**WRITTEN TASK**.
Write out the whole listing again, exactly as given.

**INPUT ROWS**.
* BEGIN *
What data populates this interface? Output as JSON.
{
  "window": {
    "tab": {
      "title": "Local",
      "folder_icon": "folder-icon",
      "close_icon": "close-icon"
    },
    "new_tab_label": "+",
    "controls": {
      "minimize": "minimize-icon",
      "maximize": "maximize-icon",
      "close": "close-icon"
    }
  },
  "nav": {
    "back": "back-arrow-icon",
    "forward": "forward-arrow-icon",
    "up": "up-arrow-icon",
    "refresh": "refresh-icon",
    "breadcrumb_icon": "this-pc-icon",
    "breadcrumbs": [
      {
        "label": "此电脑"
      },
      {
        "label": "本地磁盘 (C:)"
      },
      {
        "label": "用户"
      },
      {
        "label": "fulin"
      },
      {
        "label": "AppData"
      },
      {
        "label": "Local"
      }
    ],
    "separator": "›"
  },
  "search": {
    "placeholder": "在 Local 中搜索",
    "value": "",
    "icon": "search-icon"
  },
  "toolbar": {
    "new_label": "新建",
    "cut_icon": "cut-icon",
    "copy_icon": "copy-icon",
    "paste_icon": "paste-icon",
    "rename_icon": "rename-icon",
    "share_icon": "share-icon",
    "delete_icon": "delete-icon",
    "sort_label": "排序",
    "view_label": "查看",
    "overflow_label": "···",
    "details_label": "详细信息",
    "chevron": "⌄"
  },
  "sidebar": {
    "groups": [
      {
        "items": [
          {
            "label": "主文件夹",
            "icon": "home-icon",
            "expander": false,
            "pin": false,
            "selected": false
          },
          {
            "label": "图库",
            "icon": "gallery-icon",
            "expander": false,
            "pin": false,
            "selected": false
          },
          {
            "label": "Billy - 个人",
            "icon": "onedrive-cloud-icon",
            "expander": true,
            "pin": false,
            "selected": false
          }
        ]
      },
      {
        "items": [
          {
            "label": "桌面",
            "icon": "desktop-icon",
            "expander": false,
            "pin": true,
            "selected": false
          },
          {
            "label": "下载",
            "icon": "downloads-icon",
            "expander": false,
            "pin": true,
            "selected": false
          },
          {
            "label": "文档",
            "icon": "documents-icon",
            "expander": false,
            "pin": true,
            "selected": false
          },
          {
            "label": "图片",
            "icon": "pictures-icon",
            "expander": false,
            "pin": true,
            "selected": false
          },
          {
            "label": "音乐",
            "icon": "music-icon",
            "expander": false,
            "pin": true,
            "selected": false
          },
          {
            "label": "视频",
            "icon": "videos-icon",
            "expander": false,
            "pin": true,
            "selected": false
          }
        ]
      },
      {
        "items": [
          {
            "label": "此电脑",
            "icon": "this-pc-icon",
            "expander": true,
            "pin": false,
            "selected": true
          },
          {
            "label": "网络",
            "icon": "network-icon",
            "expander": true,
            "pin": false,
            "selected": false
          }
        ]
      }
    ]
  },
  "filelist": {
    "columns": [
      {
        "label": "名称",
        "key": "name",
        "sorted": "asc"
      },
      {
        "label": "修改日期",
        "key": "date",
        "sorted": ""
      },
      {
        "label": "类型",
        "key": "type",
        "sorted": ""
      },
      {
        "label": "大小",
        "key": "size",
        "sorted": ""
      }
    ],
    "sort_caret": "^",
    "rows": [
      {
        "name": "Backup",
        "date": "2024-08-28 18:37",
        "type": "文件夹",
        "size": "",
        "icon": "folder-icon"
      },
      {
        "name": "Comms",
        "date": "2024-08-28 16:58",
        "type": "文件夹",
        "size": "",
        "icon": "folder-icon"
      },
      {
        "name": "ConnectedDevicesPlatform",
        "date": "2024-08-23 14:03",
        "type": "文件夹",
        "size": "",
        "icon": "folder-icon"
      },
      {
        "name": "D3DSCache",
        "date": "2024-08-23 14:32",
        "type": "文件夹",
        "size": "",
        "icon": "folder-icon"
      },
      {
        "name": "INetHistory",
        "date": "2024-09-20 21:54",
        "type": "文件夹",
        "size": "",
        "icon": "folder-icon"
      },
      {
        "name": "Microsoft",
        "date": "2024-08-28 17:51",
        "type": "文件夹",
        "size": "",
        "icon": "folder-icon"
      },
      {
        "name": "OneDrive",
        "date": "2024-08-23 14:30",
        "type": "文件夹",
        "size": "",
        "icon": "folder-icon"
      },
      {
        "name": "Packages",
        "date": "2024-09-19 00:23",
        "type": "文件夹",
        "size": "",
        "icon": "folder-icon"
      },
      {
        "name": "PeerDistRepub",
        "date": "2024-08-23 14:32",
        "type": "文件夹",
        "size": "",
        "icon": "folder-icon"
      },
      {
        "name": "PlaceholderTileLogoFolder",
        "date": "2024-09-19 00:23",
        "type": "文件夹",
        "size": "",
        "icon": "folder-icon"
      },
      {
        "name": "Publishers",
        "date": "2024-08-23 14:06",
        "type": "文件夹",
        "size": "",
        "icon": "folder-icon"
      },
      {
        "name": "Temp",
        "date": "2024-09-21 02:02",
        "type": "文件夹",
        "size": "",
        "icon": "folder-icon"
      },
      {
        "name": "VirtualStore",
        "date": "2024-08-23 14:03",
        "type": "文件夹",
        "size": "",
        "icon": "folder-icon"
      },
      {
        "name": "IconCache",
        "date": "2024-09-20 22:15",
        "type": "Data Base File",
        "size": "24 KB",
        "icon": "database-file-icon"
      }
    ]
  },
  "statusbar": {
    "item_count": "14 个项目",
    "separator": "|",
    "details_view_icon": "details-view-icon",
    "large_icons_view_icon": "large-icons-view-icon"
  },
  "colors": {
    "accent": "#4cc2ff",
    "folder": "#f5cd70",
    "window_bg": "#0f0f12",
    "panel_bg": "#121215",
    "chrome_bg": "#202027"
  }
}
* END *
**FINISHED TASK**.
What data populates this interface? Output as JSON.
{
  "window": {
    "tab": {
      "title": "Local",
      "folder_icon": "folder-icon",
      "close_icon": "close-icon"
    },
    "new_tab_label": "+",
    "controls": {
      "minimize": "minimize-icon",
      "maximize": "maximize-icon",
      "close": "close-icon"
    }
  },
  "nav": {
    "back": "back-arrow-icon",
    "forward": "forward-arrow-icon",
    "up": "up-arrow-icon",
    "refresh": "refresh-icon",
    "breadcrumb_icon": "this-pc-icon",
    "breadcrumbs": [
      {
        "label": "此电脑"
      },
      {
        "label": "本地磁盘 (C:)"
      },
      {
        "label": "用户"
      },
      {
        "label": "fulin"
      },
      {
        "label": "AppData"
      },
      {
        "label": "Local"
      }
    ],
    "separator": "›"
  },
  "search": {
    "placeholder": "在 Local 中搜索",
    "value": "",
    "icon": "search-icon"
  },
  "toolbar": {
    "new_label": "新建",
    "cut_icon": "cut-icon",
    "copy_icon": "copy-icon",
    "paste_icon": "paste-icon",
    "rename_icon": "rename-icon",
    "share_icon": "share-icon",
    "delete_icon": "delete-icon",
    "sort_label": "排序",
    "view_label": "查看",
    "overflow_label": "···",
    "details_label": "详细信息",
    "chevron": "⌄"
  },
  "sidebar": {
    "groups": [
      {
        "items": [
          {
            "label": "主文件夹",
            "icon": "home-icon",
            "expander": false,
            "pin": false,
            "selected": false
          },
          {
            "label": "图库",
            "icon": "gallery-icon",
            "expander": false,
            "pin": false,
            "selected": false
          },
          {
            "label": "Billy - 个人",
            "icon": "onedrive-cloud-icon",
            "expander": true,
            "pin": false,
            "selected": false
          }
        ]
      },
      {
        "items": [
          {
            "label": "桌面",
            "icon": "desktop-icon",
            "expander": false,
            "pin": true,
            "selected": false
          },
          {
            "label": "下载",
            "icon": "downloads-icon",
            "expander": false,
            "pin": true,
            "selected": false
          },
          {
            "label": "文档",
            "icon": "documents-icon",
            "expander": false,
            "pin": true,
            "selected": false
          },
          {
            "label": "图片",
            "icon": "pictures-icon",
            "expander": false,
            "pin": true,
            "selected": false
          },
          {
            "label": "音乐",
            "icon": "music-icon",
            "expander": false,
            "pin": true,
            "selected": false
          },
          {
            "label": "视频",
            "icon": "videos-icon",
            "expander": false,
            "pin": true,
            "selected": false
          }
        ]
      },
      {
        "items": [
          {
            "label": "此电脑",
            "icon": "this-pc-icon",
            "expander": true,
            "pin": false,
            "selected": true
          },
          {
            "label": "网络",
            "icon": "network-icon",
            "expander": true,
            "pin": false,
            "selected": false
          }
        ]
      }
    ]
  },
  "filelist": {
    "columns": [
      {
        "label": "名称",
        "key": "name",
        "sorted": "asc"
      },
      {
        "label": "修改日期",
        "key": "date",
        "sorted": ""
      },
      {
        "label": "类型",
        "key": "type",
        "sorted": ""
      },
      {
        "label": "大小",
        "key": "size",
        "sorted": ""
      }
    ],
    "sort_caret": "^",
    "rows": [
      {
        "name": "Backup",
        "date": "2024-08-28 18:37",
        "type": "文件夹",
        "size": "",
        "icon": "folder-icon"
      },
      {
        "name": "Comms",
        "date": "2024-08-28 16:58",
        "type": "文件夹",
        "size": "",
        "icon": "folder-icon"
      },
      {
        "name": "ConnectedDevicesPlatform",
        "date": "2024-08-23 14:03",
        "type": "文件夹",
        "size": "",
        "icon": "folder-icon"
      },
      {
        "name": "D3DSCache",
        "date": "2024-08-23 14:32",
        "type": "文件夹",
        "size": "",
        "icon": "folder-icon"
      },
      {
        "name": "INetHistory",
        "date": "2024-09-20 21:54",
        "type": "文件夹",
        "size": "",
        "icon": "folder-icon"
      },
      {
        "name": "Microsoft",
        "date": "2024-08-28 17:51",
        "type": "文件夹",
        "size": "",
        "icon": "folder-icon"
      },
      {
        "name": "OneDrive",
        "date": "2024-08-23 14:30",
        "type": "文件夹",
        "size": "",
        "icon": "folder-icon"
      },
      {
        "name": "Packages",
        "date": "2024-09-19 00:23",
        "type": "文件夹",
        "size": "",
        "icon": "folder-icon"
      },
      {
        "name": "PeerDistRepub",
        "date": "2024-08-23 14:32",
        "type": "文件夹",
        "size": "",
        "icon": "folder-icon"
      },
      {
        "name": "PlaceholderTileLogoFolder",
        "date": "2024-09-19 00:23",
        "type": "文件夹",
        "size": "",
        "icon": "folder-icon"
      },
      {
        "name": "Publishers",
        "date": "2024-08-23 14:06",
        "type": "文件夹",
        "size": "",
        "icon": "folder-icon"
      },
      {
        "name": "Temp",
        "date": "2024-09-21 02:02",
        "type": "文件夹",
        "size": "",
        "icon": "folder-icon"
      },
      {
        "name": "VirtualStore",
        "date": "2024-08-23 14:03",
        "type": "文件夹",
        "size": "",
        "icon": "folder-icon"
      },
      {
        "name": "IconCache",
        "date": "2024-09-20 22:15",
        "type": "Data Base File",
        "size": "24 KB",
        "icon": "database-file-icon"
      }
    ]
  },
  "statusbar": {
    "item_count": "14 个项目",
    "separator": "|",
    "details_view_icon": "details-view-icon",
    "large_icons_view_icon": "large-icons-view-icon"
  },
  "colors": {
    "accent": "#4cc2ff",
    "folder": "#f5cd70",
    "window_bg": "#0f0f12",
    "panel_bg": "#121215",
    "chrome_bg": "#202027"
  }
}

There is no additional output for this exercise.